**What the exercise asks**
Retype all of the listing exactly, passing over any picture you find.

BEGIN Data in this exercise

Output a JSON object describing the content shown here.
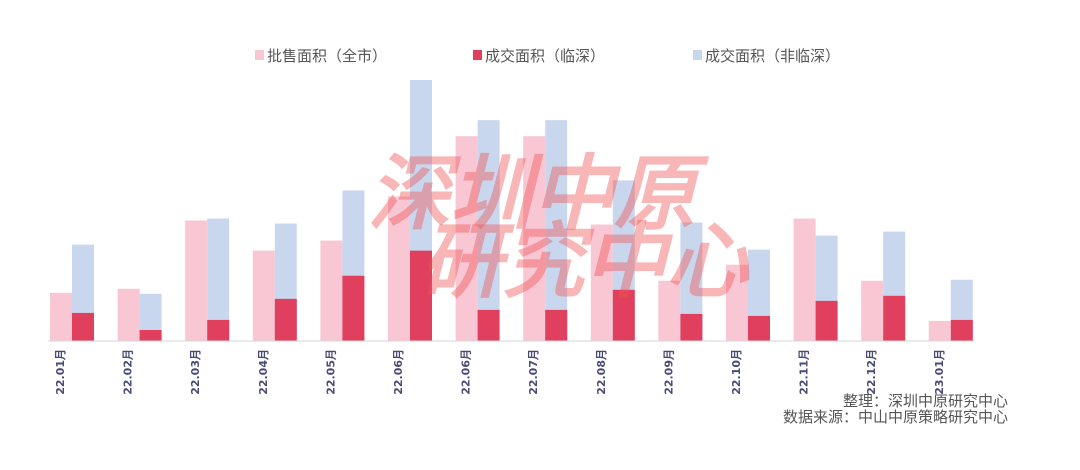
{
  "chart_data": {
    "type": "bar",
    "categories": [
      "22.01月",
      "22.02月",
      "22.03月",
      "22.04月",
      "22.05月",
      "22.06月",
      "22.06月",
      "22.07月",
      "22.08月",
      "22.09月",
      "22.10月",
      "22.11月",
      "22.12月",
      "23.01月"
    ],
    "series": [
      {
        "name": "批售面积（全市）",
        "color": "#f9c6d4",
        "values": [
          24,
          26,
          60,
          45,
          50,
          72,
          102,
          102,
          58,
          30,
          38,
          61,
          30,
          10
        ]
      },
      {
        "name": "成交面积（临深）",
        "color": "#e0405e",
        "values": [
          14,
          5.5,
          10.5,
          21,
          32.5,
          45,
          15.5,
          15.5,
          25.5,
          13.5,
          12.5,
          20,
          22.5,
          10.5
        ]
      },
      {
        "name": "成交面积（非临深）",
        "color": "#c9d7ee",
        "values": [
          48,
          23.5,
          61,
          58.5,
          75,
          130,
          110,
          110,
          80,
          59,
          45.5,
          52.5,
          54.5,
          30.5
        ]
      }
    ],
    "ylim": [
      0,
      130
    ],
    "legend": "top-center",
    "grid": false
  },
  "watermark": {
    "line1": "深圳中原",
    "line2": "研究中心"
  },
  "source": {
    "line1": "整理：深圳中原研究中心",
    "line2": "数据来源：中山中原策略研究中心"
  }
}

END Data in this exercise

**Output below**
Output a JSON object describing the content shown here.
{
  "chart_data": {
    "type": "bar",
    "categories": [
      "22.01月",
      "22.02月",
      "22.03月",
      "22.04月",
      "22.05月",
      "22.06月",
      "22.06月",
      "22.07月",
      "22.08月",
      "22.09月",
      "22.10月",
      "22.11月",
      "22.12月",
      "23.01月"
    ],
    "series": [
      {
        "name": "批售面积（全市）",
        "color": "#f9c6d4",
        "values": [
          24,
          26,
          60,
          45,
          50,
          72,
          102,
          102,
          58,
          30,
          38,
          61,
          30,
          10
        ]
      },
      {
        "name": "成交面积（临深）",
        "color": "#e0405e",
        "values": [
          14,
          5.5,
          10.5,
          21,
          32.5,
          45,
          15.5,
          15.5,
          25.5,
          13.5,
          12.5,
          20,
          22.5,
          10.5
        ]
      },
      {
        "name": "成交面积（非临深）",
        "color": "#c9d7ee",
        "values": [
          48,
          23.5,
          61,
          58.5,
          75,
          130,
          110,
          110,
          80,
          59,
          45.5,
          52.5,
          54.5,
          30.5
        ]
      }
    ],
    "ylim": [
      0,
      130
    ],
    "legend": "top-center",
    "grid": false
  },
  "watermark": {
    "line1": "深圳中原",
    "line2": "研究中心"
  },
  "source": {
    "line1": "整理：深圳中原研究中心",
    "line2": "数据来源：中山中原策略研究中心"
  }
}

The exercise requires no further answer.